Leave out the pictures and copy every record exactly.
──────
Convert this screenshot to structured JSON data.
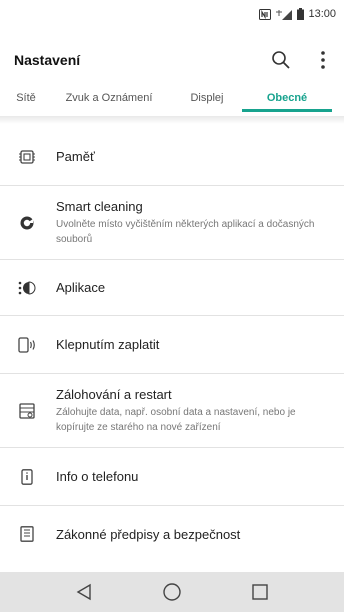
{
  "status_bar": {
    "time": "13:00"
  },
  "header": {
    "title": "Nastavení"
  },
  "tabs": [
    {
      "label": "Sítě",
      "active": false
    },
    {
      "label": "Zvuk a Oznámení",
      "active": false
    },
    {
      "label": "Displej",
      "active": false
    },
    {
      "label": "Obecné",
      "active": true
    }
  ],
  "items": [
    {
      "title": "Paměť",
      "subtitle": "",
      "icon": "memory-chip-icon"
    },
    {
      "title": "Smart cleaning",
      "subtitle": "Uvolněte místo vyčištěním některých aplikací a dočasných souborů",
      "icon": "smart-cleaning-icon"
    },
    {
      "title": "Aplikace",
      "subtitle": "",
      "icon": "apps-icon"
    },
    {
      "title": "Klepnutím zaplatit",
      "subtitle": "",
      "icon": "tap-to-pay-icon"
    },
    {
      "title": "Zálohování a restart",
      "subtitle": "Zálohujte data, např. osobní data a nastavení, nebo je kopírujte ze starého na nové zařízení",
      "icon": "backup-icon"
    },
    {
      "title": "Info o telefonu",
      "subtitle": "",
      "icon": "phone-info-icon"
    },
    {
      "title": "Zákonné předpisy a bezpečnost",
      "subtitle": "",
      "icon": "regulatory-icon"
    }
  ],
  "colors": {
    "accent": "#17a38e",
    "nav_bar": "#e3e3e3"
  }
}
──────
* _Task response_
Convert this screenshot to structured JSON data.
{
  "status_bar": {
    "time": "13:00"
  },
  "header": {
    "title": "Nastavení"
  },
  "tabs": [
    {
      "label": "Sítě",
      "active": false
    },
    {
      "label": "Zvuk a Oznámení",
      "active": false
    },
    {
      "label": "Displej",
      "active": false
    },
    {
      "label": "Obecné",
      "active": true
    }
  ],
  "items": [
    {
      "title": "Paměť",
      "subtitle": "",
      "icon": "memory-chip-icon"
    },
    {
      "title": "Smart cleaning",
      "subtitle": "Uvolněte místo vyčištěním některých aplikací a dočasných souborů",
      "icon": "smart-cleaning-icon"
    },
    {
      "title": "Aplikace",
      "subtitle": "",
      "icon": "apps-icon"
    },
    {
      "title": "Klepnutím zaplatit",
      "subtitle": "",
      "icon": "tap-to-pay-icon"
    },
    {
      "title": "Zálohování a restart",
      "subtitle": "Zálohujte data, např. osobní data a nastavení, nebo je kopírujte ze starého na nové zařízení",
      "icon": "backup-icon"
    },
    {
      "title": "Info o telefonu",
      "subtitle": "",
      "icon": "phone-info-icon"
    },
    {
      "title": "Zákonné předpisy a bezpečnost",
      "subtitle": "",
      "icon": "regulatory-icon"
    }
  ],
  "colors": {
    "accent": "#17a38e",
    "nav_bar": "#e3e3e3"
  }
}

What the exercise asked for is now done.